[START Given data]

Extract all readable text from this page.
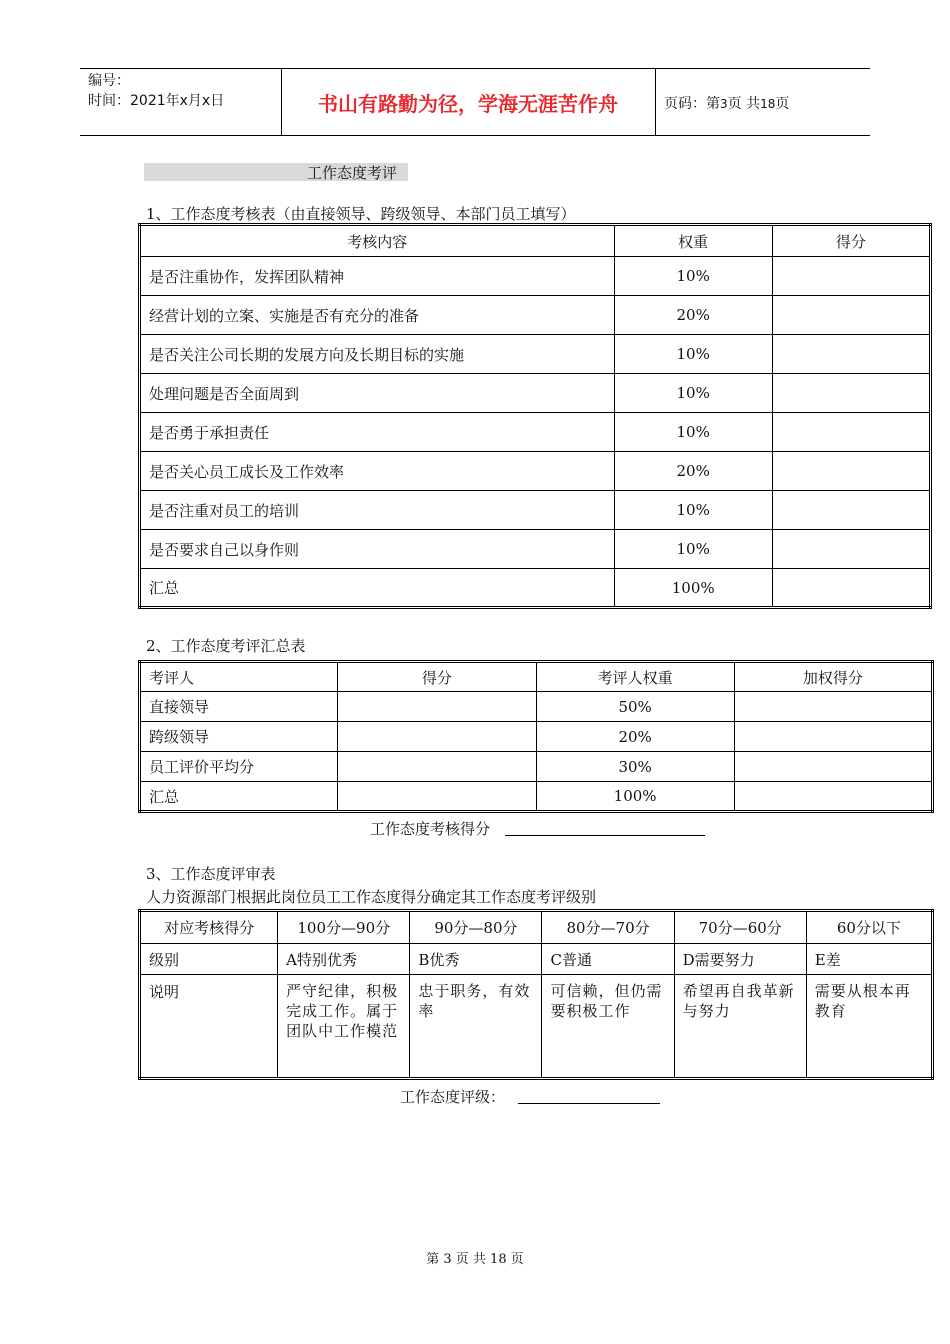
编号：
时间：2021年x月x日	书山有路勤为径，学海无涯苦作舟	页码：第3页 共18页
工作态度考评
1、工作态度考核表（由直接领导、跨级领导、本部门员工填写）
考核内容	权重	得分
是否注重协作，发挥团队精神	10%	
经营计划的立案、实施是否有充分的准备	20%	
是否关注公司长期的发展方向及长期目标的实施	10%	
处理问题是否全面周到	10%	
是否勇于承担责任	10%	
是否关心员工成长及工作效率	20%	
是否注重对员工的培训	10%	
是否要求自己以身作则	10%	
汇总	100%	
2、工作态度考评汇总表
考评人	得分	考评人权重	加权得分
直接领导		50%	
跨级领导		20%	
员工评价平均分		30%	
汇总		100%	
工作态度考核得分
3、工作态度评审表
人力资源部门根据此岗位员工工作态度得分确定其工作态度考评级别
对应考核得分	100分—90分	90分—80分	80分—70分	70分—60分	60分以下
级别	A特别优秀	B优秀	C普通	D需要努力	E差
说明	严守纪律，积极完成工作。属于团队中工作模范	忠于职务，有效率	可信赖，但仍需要积极工作	希望再自我革新与努力	需要从根本再教育
工作态度评级：
第 3 页 共 18 页
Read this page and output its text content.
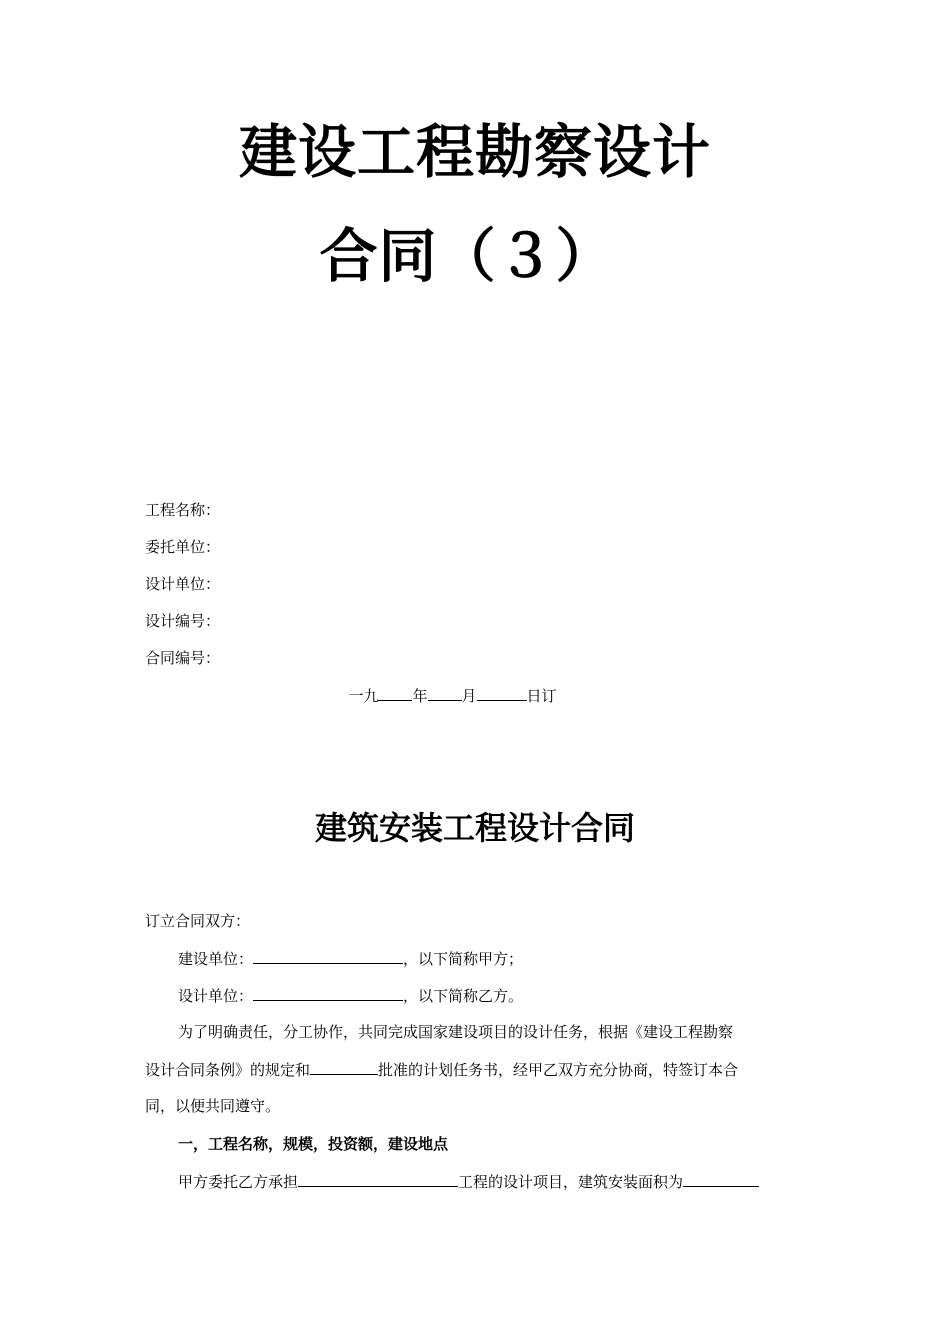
建设工程勘察设计
合同（３）
工程名称：
委托单位：
设计单位：
设计编号：
合同编号：
一九 年 月	日订
建筑安装工程设计合同
订立合同双方：
建设单位：	，以下简称甲方；
设计单位：	，以下简称乙方。
为了明确责任，分工协作，共同完成国家建设项目的设计任务，根据《建设工程勘察
设计合同条例》的规定和	批准的计划任务书，经甲乙双方充分协商，特签订本合
同，以便共同遵守。
一，工程名称，规模，投资额，建设地点
甲方委托乙方承担	工程的设计项目，建筑安装面积为
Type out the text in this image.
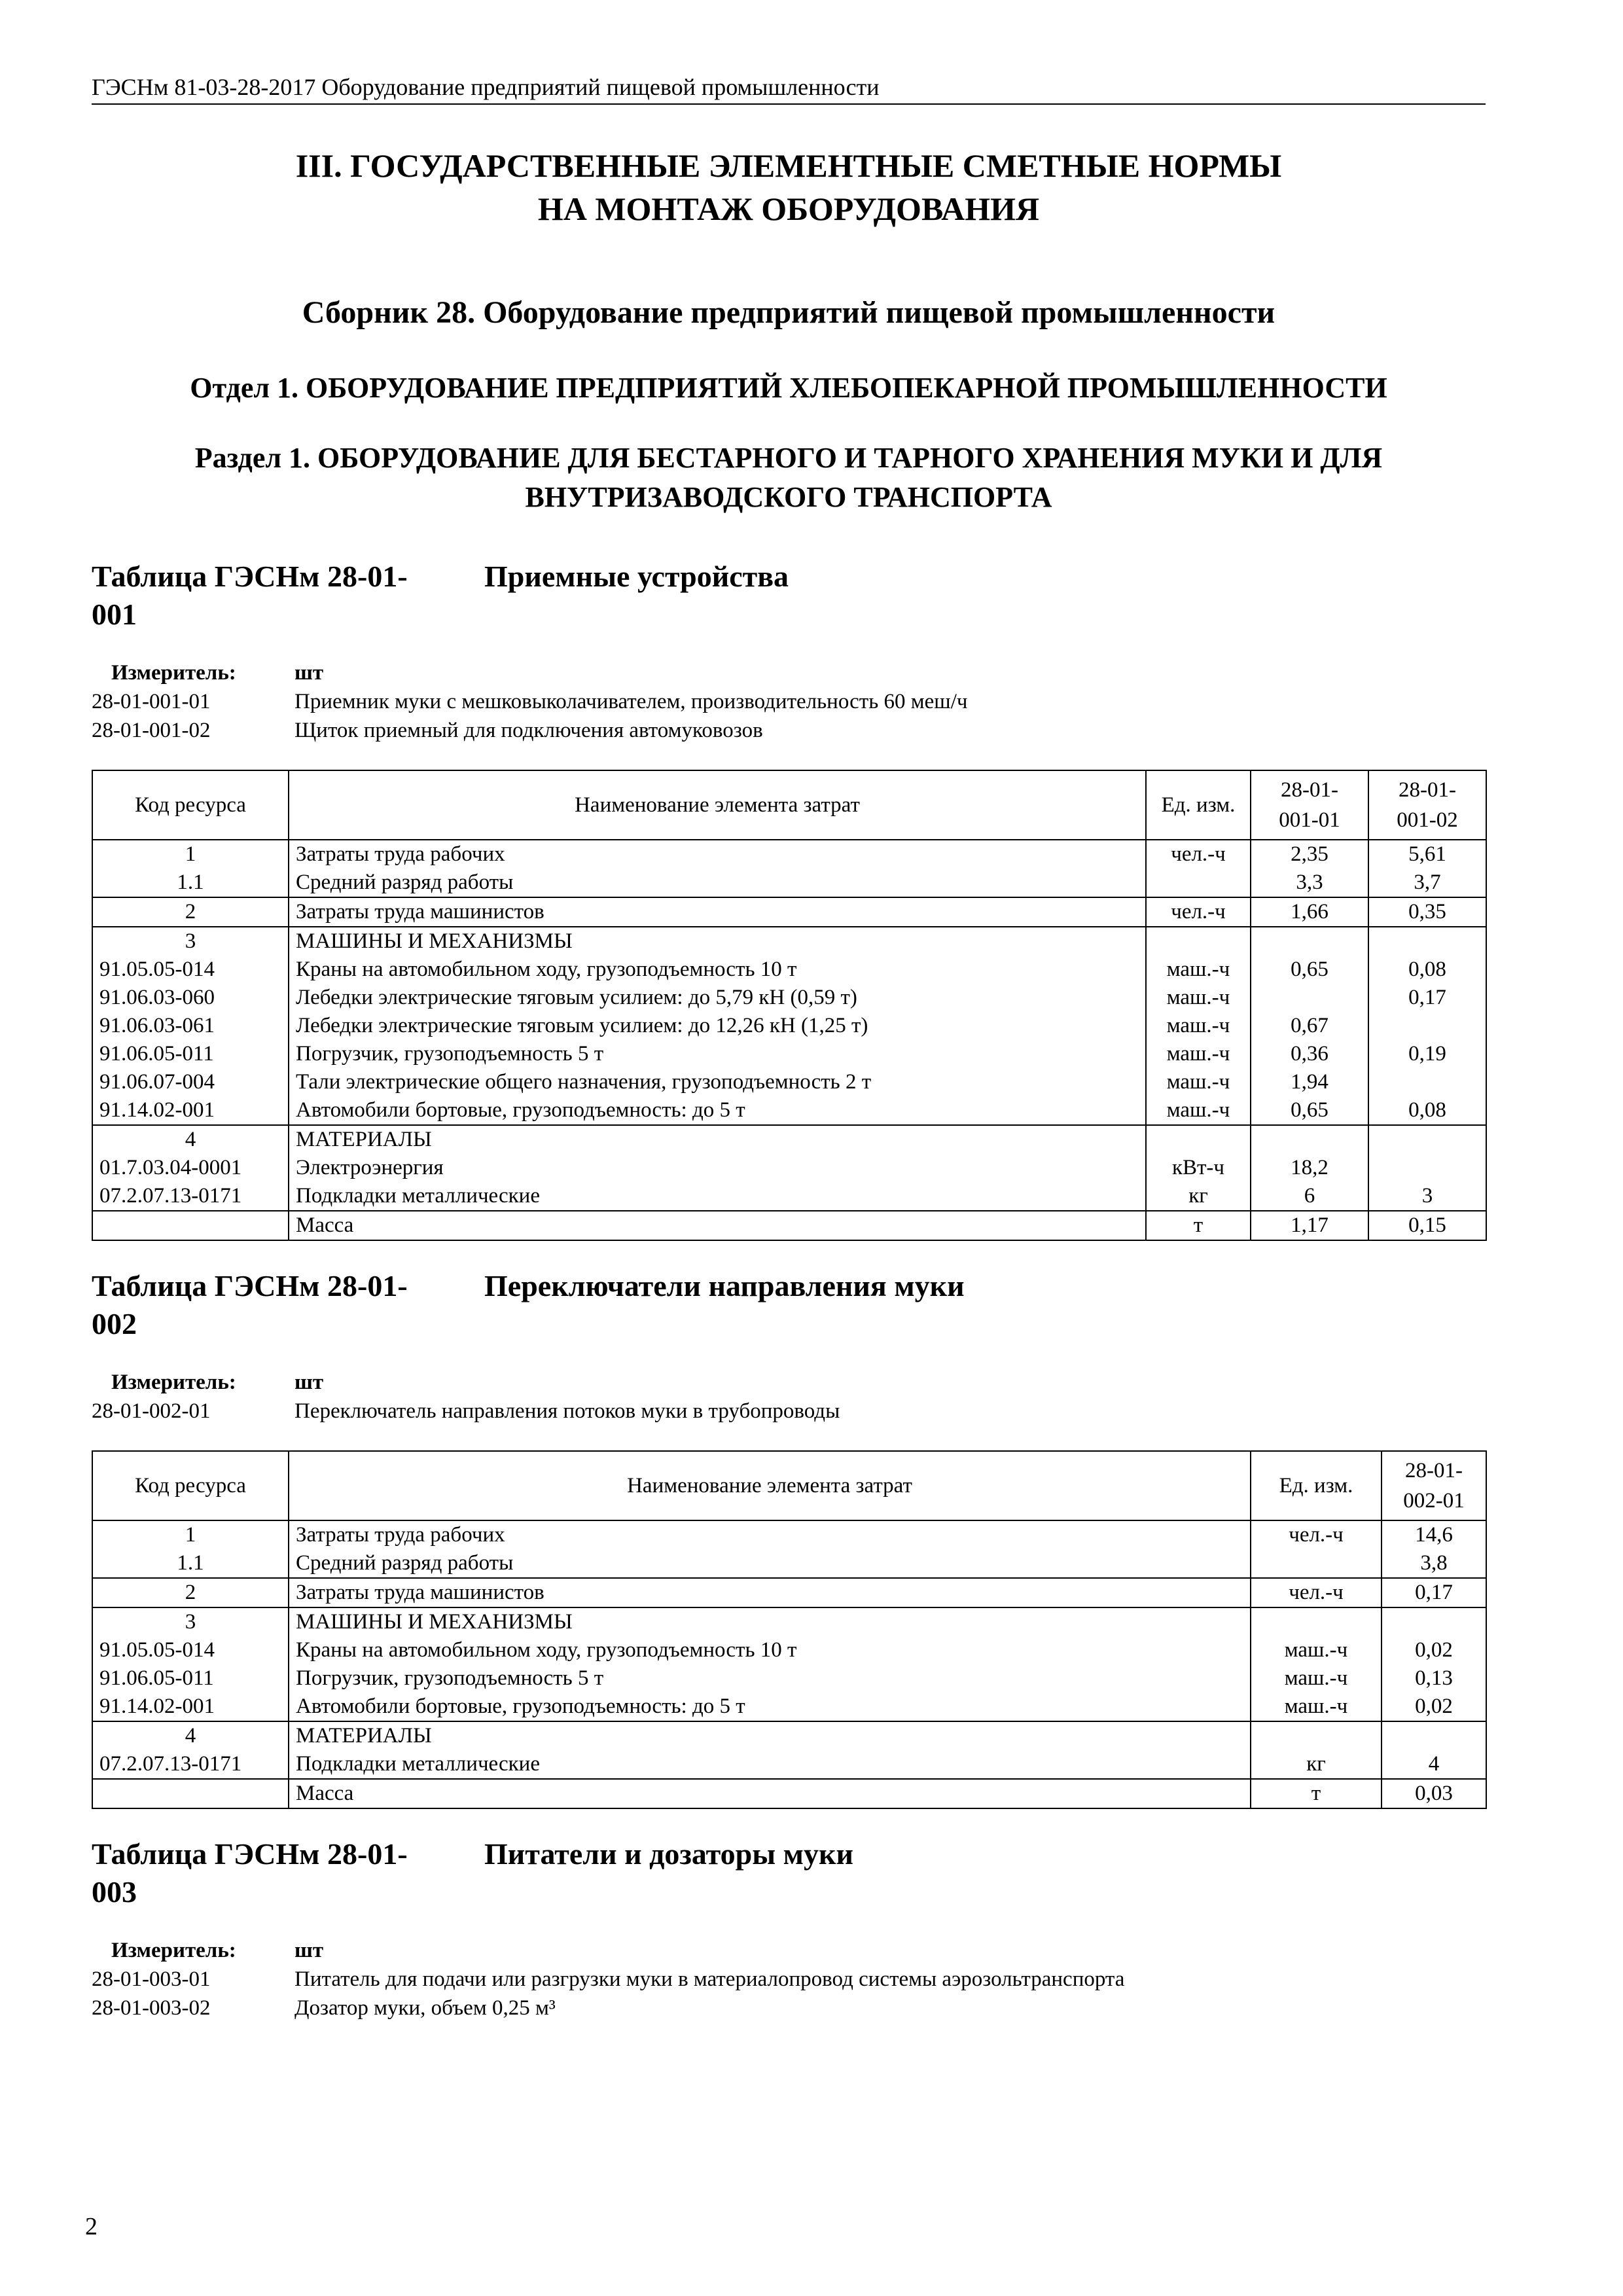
ГЭСНм 81-03-28-2017 Оборудование предприятий пищевой промышленности
III. ГОСУДАРСТВЕННЫЕ ЭЛЕМЕНТНЫЕ СМЕТНЫЕ НОРМЫ
НА МОНТАЖ ОБОРУДОВАНИЯ
Сборник 28. Оборудование предприятий пищевой промышленности
Отдел 1. ОБОРУДОВАНИЕ ПРЕДПРИЯТИЙ ХЛЕБОПЕКАРНОЙ ПРОМЫШЛЕННОСТИ
Раздел 1. ОБОРУДОВАНИЕ ДЛЯ БЕСТАРНОГО И ТАРНОГО ХРАНЕНИЯ МУКИ И ДЛЯ
ВНУТРИЗАВОДСКОГО ТРАНСПОРТА
Таблица ГЭСНм 28-01-
001
Приемные устройства
Измеритель:	шт
28-01-001-01	Приемник муки с мешковыколачивателем, производительность 60 меш/ч
28-01-001-02	Щиток приемный для подключения автомуковозов
Код ресурса	Наименование элемента затрат	Ед. изм.	28-01-
001-01	28-01-
001-02
1	Затраты труда рабочих	чел.-ч	2,35	5,61
1.1	Средний разряд работы		3,3	3,7
2	Затраты труда машинистов	чел.-ч	1,66	0,35
3	МАШИНЫ И МЕХАНИЗМЫ			
91.05.05-014	Краны на автомобильном ходу, грузоподъемность 10 т	маш.-ч	0,65	0,08
91.06.03-060	Лебедки электрические тяговым усилием: до 5,79 кН (0,59 т)	маш.-ч		0,17
91.06.03-061	Лебедки электрические тяговым усилием: до 12,26 кН (1,25 т)	маш.-ч	0,67	
91.06.05-011	Погрузчик, грузоподъемность 5 т	маш.-ч	0,36	0,19
91.06.07-004	Тали электрические общего назначения, грузоподъемность 2 т	маш.-ч	1,94	
91.14.02-001	Автомобили бортовые, грузоподъемность: до 5 т	маш.-ч	0,65	0,08
4	МАТЕРИАЛЫ			
01.7.03.04-0001	Электроэнергия	кВт-ч	18,2	
07.2.07.13-0171	Подкладки металлические	кг	6	3
	Масса	т	1,17	0,15
Таблица ГЭСНм 28-01-
002
Переключатели направления муки
Измеритель:	шт
28-01-002-01	Переключатель направления потоков муки в трубопроводы
Код ресурса	Наименование элемента затрат	Ед. изм.	28-01-
002-01
1	Затраты труда рабочих	чел.-ч	14,6
1.1	Средний разряд работы		3,8
2	Затраты труда машинистов	чел.-ч	0,17
3	МАШИНЫ И МЕХАНИЗМЫ		
91.05.05-014	Краны на автомобильном ходу, грузоподъемность 10 т	маш.-ч	0,02
91.06.05-011	Погрузчик, грузоподъемность 5 т	маш.-ч	0,13
91.14.02-001	Автомобили бортовые, грузоподъемность: до 5 т	маш.-ч	0,02
4	МАТЕРИАЛЫ		
07.2.07.13-0171	Подкладки металлические	кг	4
	Масса	т	0,03
Таблица ГЭСНм 28-01-
003
Питатели и дозаторы муки
Измеритель:	шт
28-01-003-01	Питатель для подачи или разгрузки муки в материалопровод системы аэрозольтранспорта
28-01-003-02	Дозатор муки, объем 0,25 м³
2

[END Given data]

Work to do: Scan the listing above for the word "металлические" and show each line where it is found.

Written solution:
07.2.07.13-0171	Подкладки металлические	кг	6	3
07.2.07.13-0171	Подкладки металлические	кг	4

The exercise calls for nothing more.